# WHAT IS REQUIRED
Which of the lines below hold the word "important"? Pull each of them out.

Document page records:
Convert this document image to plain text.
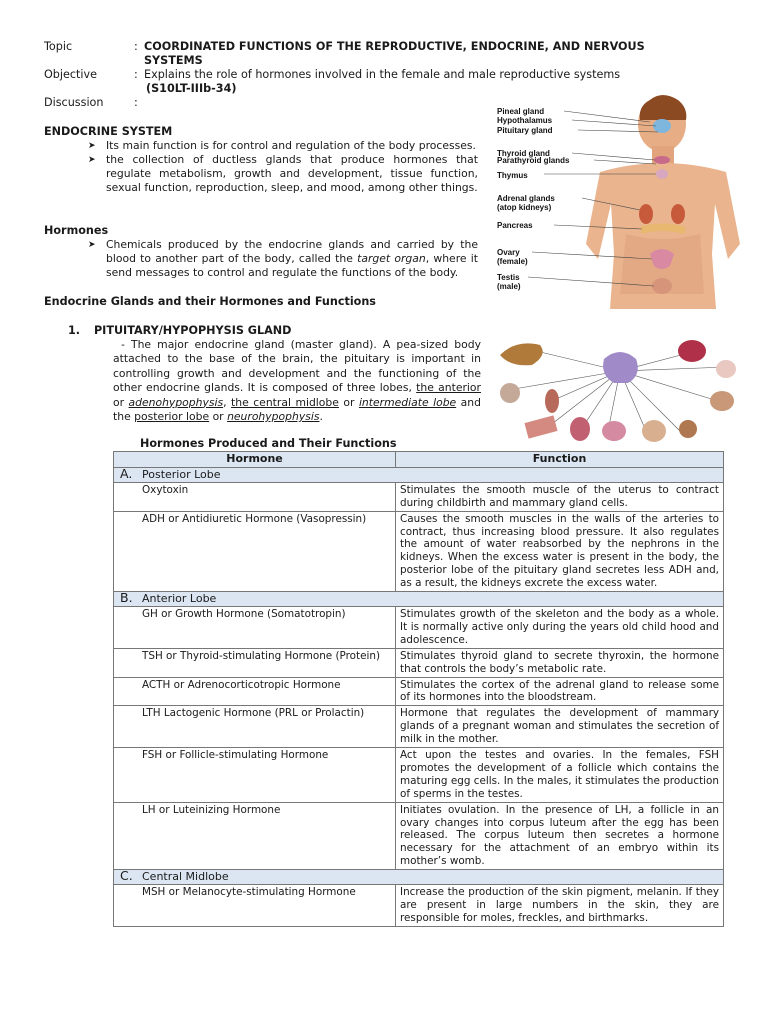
Topic	: COORDINATED FUNCTIONS OF THE REPRODUCTIVE, ENDOCRINE, AND NERVOUS SYSTEMS
Objective	: Explains the role of hormones involved in the female and male reproductive systems
(S10LT-IIIb-34)
Discussion	:
ENDOCRINE SYSTEM
➤ Its main function is for control and regulation of the body processes.
➤ the collection of ductless glands that produce hormones that regulate metabolism, growth and development, tissue function, sexual function, reproduction, sleep, and mood, among other things.
Hormones
➤ Chemicals produced by the endocrine glands and carried by the blood to another part of the body, called the target organ, where it send messages to control and regulate the functions of the body.
Endocrine Glands and their Hormones and Functions
1. PITUITARY/HYPOPHYSIS GLAND
- The major endocrine gland (master gland). A pea-sized body attached to the base of the brain, the pituitary is important in controlling growth and development and the functioning of the other endocrine glands. It is composed of three lobes, the anterior or adenohypophysis, the central midlobe or intermediate lobe and the posterior lobe or neurohypophysis.
Pineal gland
Hypothalamus
Pituitary gland
Thyroid gland
Parathyroid glands
Thymus
Adrenal glands
(atop kidneys)
Pancreas
Ovary
(female)
Testis
(male)
Hormones Produced and Their Functions
Hormone	Function
A. Posterior Lobe	
Oxytoxin	Stimulates the smooth muscle of the uterus to contract during childbirth and mammary gland cells.
ADH or Antidiuretic Hormone (Vasopressin)	Causes the smooth muscles in the walls of the arteries to contract, thus increasing blood pressure. It also regulates the amount of water reabsorbed by the nephrons in the kidneys. When the excess water is present in the body, the posterior lobe of the pituitary gland secretes less ADH and, as a result, the kidneys excrete the excess water.
B. Anterior Lobe	
GH or Growth Hormone (Somatotropin)	Stimulates growth of the skeleton and the body as a whole. It is normally active only during the years old child hood and adolescence.
TSH or Thyroid-stimulating Hormone (Protein)	Stimulates thyroid gland to secrete thyroxin, the hormone that controls the body’s metabolic rate.
ACTH or Adrenocorticotropic Hormone	Stimulates the cortex of the adrenal gland to release some of its hormones into the bloodstream.
LTH Lactogenic Hormone (PRL or Prolactin)	Hormone that regulates the development of mammary glands of a pregnant woman and stimulates the secretion of milk in the mother.
FSH or Follicle-stimulating Hormone	Act upon the testes and ovaries. In the females, FSH promotes the development of a follicle which contains the maturing egg cells. In the males, it stimulates the production of sperms in the testes.
LH or Luteinizing Hormone	Initiates ovulation. In the presence of LH, a follicle in an ovary changes into corpus luteum after the egg has been released. The corpus luteum then secretes a hormone necessary for the attachment of an embryo within its mother’s womb.
C. Central Midlobe	
MSH or Melanocyte-stimulating Hormone	Increase the production of the skin pigment, melanin. If they are present in large numbers in the skin, they are responsible for moles, freckles, and birthmarks.
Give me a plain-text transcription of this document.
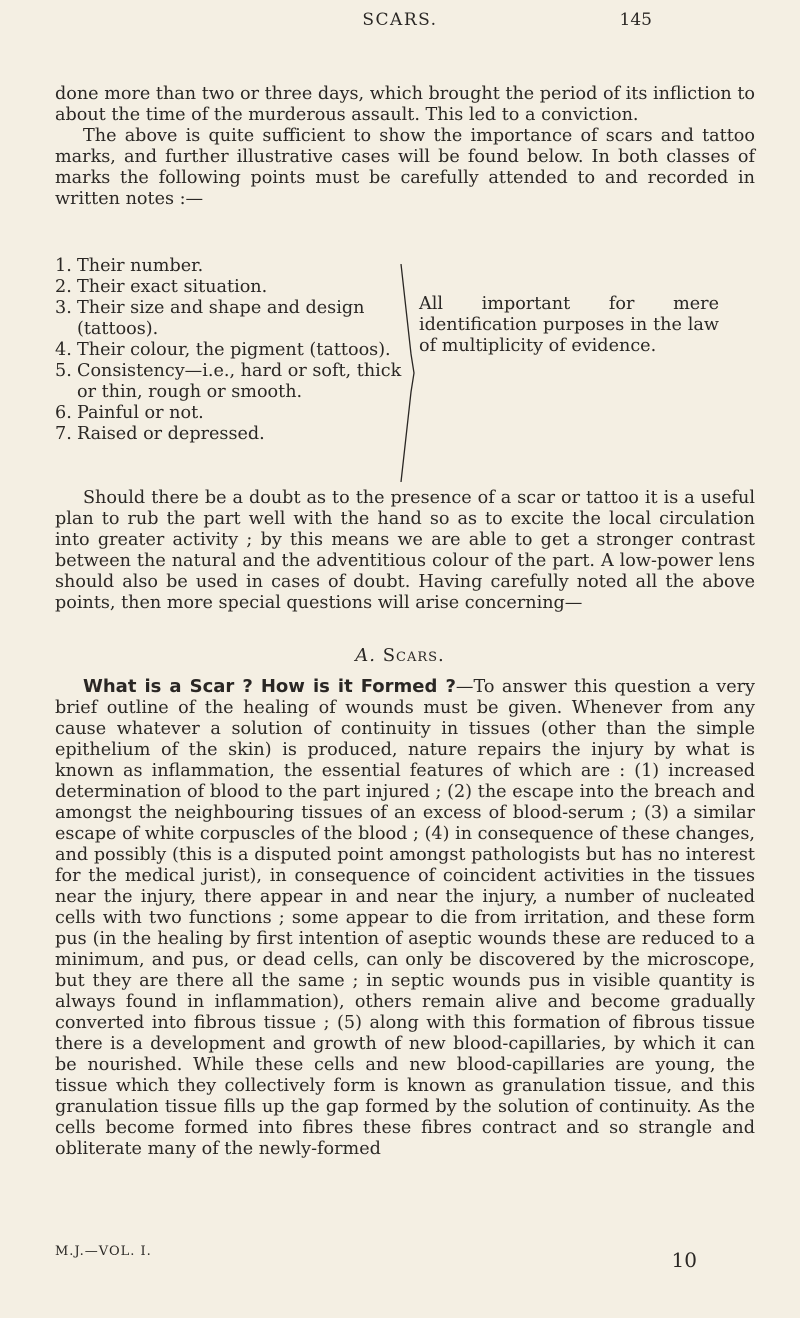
SCARS.	145

done more than two or three days, which brought the period of its infliction to about the time of the murderous assault. This led to a conviction.

The above is quite sufficient to show the importance of scars and tattoo marks, and further illustrative cases will be found below. In both classes of marks the following points must be carefully attended to and recorded in written notes :—

1. Their number.
2. Their exact situation.
3. Their size and shape and design (tattoos).
4. Their colour, the pigment (tattoos).
5. Consistency—i.e., hard or soft, thick or thin, rough or smooth.
6. Painful or not.
7. Raised or depressed.
All important for mere identification purposes in the law of multiplicity of evidence.

Should there be a doubt as to the presence of a scar or tattoo it is a useful plan to rub the part well with the hand so as to excite the local circulation into greater activity ; by this means we are able to get a stronger contrast between the natural and the adventitious colour of the part. A low-power lens should also be used in cases of doubt. Having carefully noted all the above points, then more special questions will arise concerning—

A. Scars.

What is a Scar ? How is it Formed ?—To answer this question a very brief outline of the healing of wounds must be given. Whenever from any cause whatever a solution of continuity in tissues (other than the simple epithelium of the skin) is produced, nature repairs the injury by what is known as inflammation, the essential features of which are : (1) increased determination of blood to the part injured ; (2) the escape into the breach and amongst the neighbouring tissues of an excess of blood-serum ; (3) a similar escape of white corpuscles of the blood ; (4) in consequence of these changes, and possibly (this is a disputed point amongst pathologists but has no interest for the medical jurist), in consequence of coincident activities in the tissues near the injury, there appear in and near the injury, a number of nucleated cells with two functions ; some appear to die from irritation, and these form pus (in the healing by first intention of aseptic wounds these are reduced to a minimum, and pus, or dead cells, can only be discovered by the microscope, but they are there all the same ; in septic wounds pus in visible quantity is always found in inflammation), others remain alive and become gradually converted into fibrous tissue ; (5) along with this formation of fibrous tissue there is a development and growth of new blood-capillaries, by which it can be nourished. While these cells and new blood-capillaries are young, the tissue which they collectively form is known as granulation tissue, and this granulation tissue fills up the gap formed by the solution of continuity. As the cells become formed into fibres these fibres contract and so strangle and obliterate many of the newly-formed

M.J.—VOL. I.	10
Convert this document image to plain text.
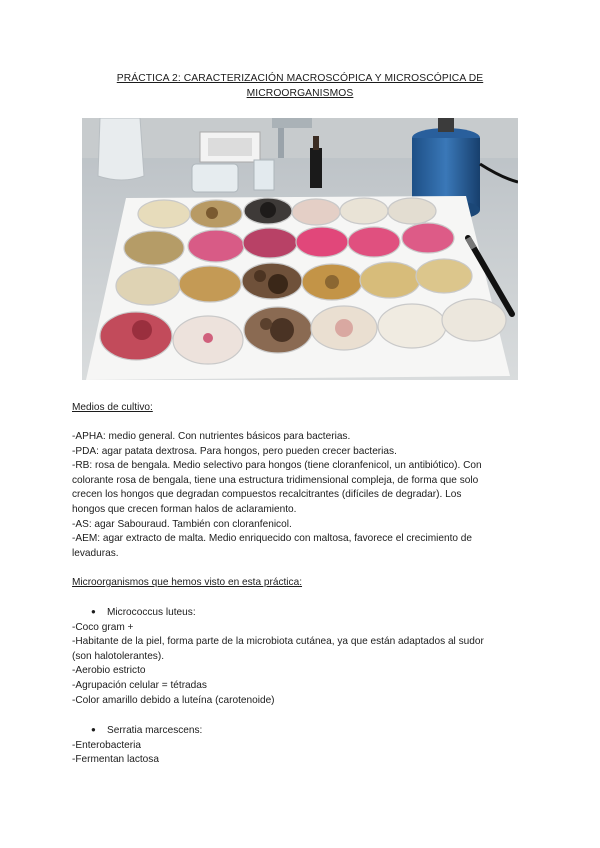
PRÁCTICA 2: CARACTERIZACIÓN MACROSCÓPICA Y MICROSCÓPICA DE
MICROORGANISMOS
Medios de cultivo:
-APHA: medio general. Con nutrientes básicos para bacterias.
-PDA: agar patata dextrosa. Para hongos, pero pueden crecer bacterias.
-RB: rosa de bengala. Medio selectivo para hongos (tiene cloranfenicol, un antibiótico). Con
colorante rosa de bengala, tiene una estructura tridimensional compleja, de forma que solo
crecen los hongos que degradan compuestos recalcitrantes (difíciles de degradar). Los
hongos que crecen forman halos de aclaramiento.
-AS: agar Sabouraud. También con cloranfenicol.
-AEM: agar extracto de malta. Medio enriquecido con maltosa, favorece el crecimiento de
levaduras.
Microorganismos que hemos visto en esta práctica:
● Micrococcus luteus:
-Coco gram +
-Habitante de la piel, forma parte de la microbiota cutánea, ya que están adaptados al sudor
(son halotolerantes).
-Aerobio estricto
-Agrupación celular = tétradas
-Color amarillo debido a luteína (carotenoide)
● Serratia marcescens:
-Enterobacteria
-Fermentan lactosa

# RESULT OF THE TASK
- The major endocrine gland (master gland). A pea-sized body attached to the base of the brain, the pituitary is important in controlling growth and development and the functioning of the other endocrine glands. It is composed of three lobes, the anterior or adenohypophysis, the central midlobe or intermediate lobe and the posterior lobe or neurohypophysis.
All important for mere identification purposes in the law of multiplicity of evidence.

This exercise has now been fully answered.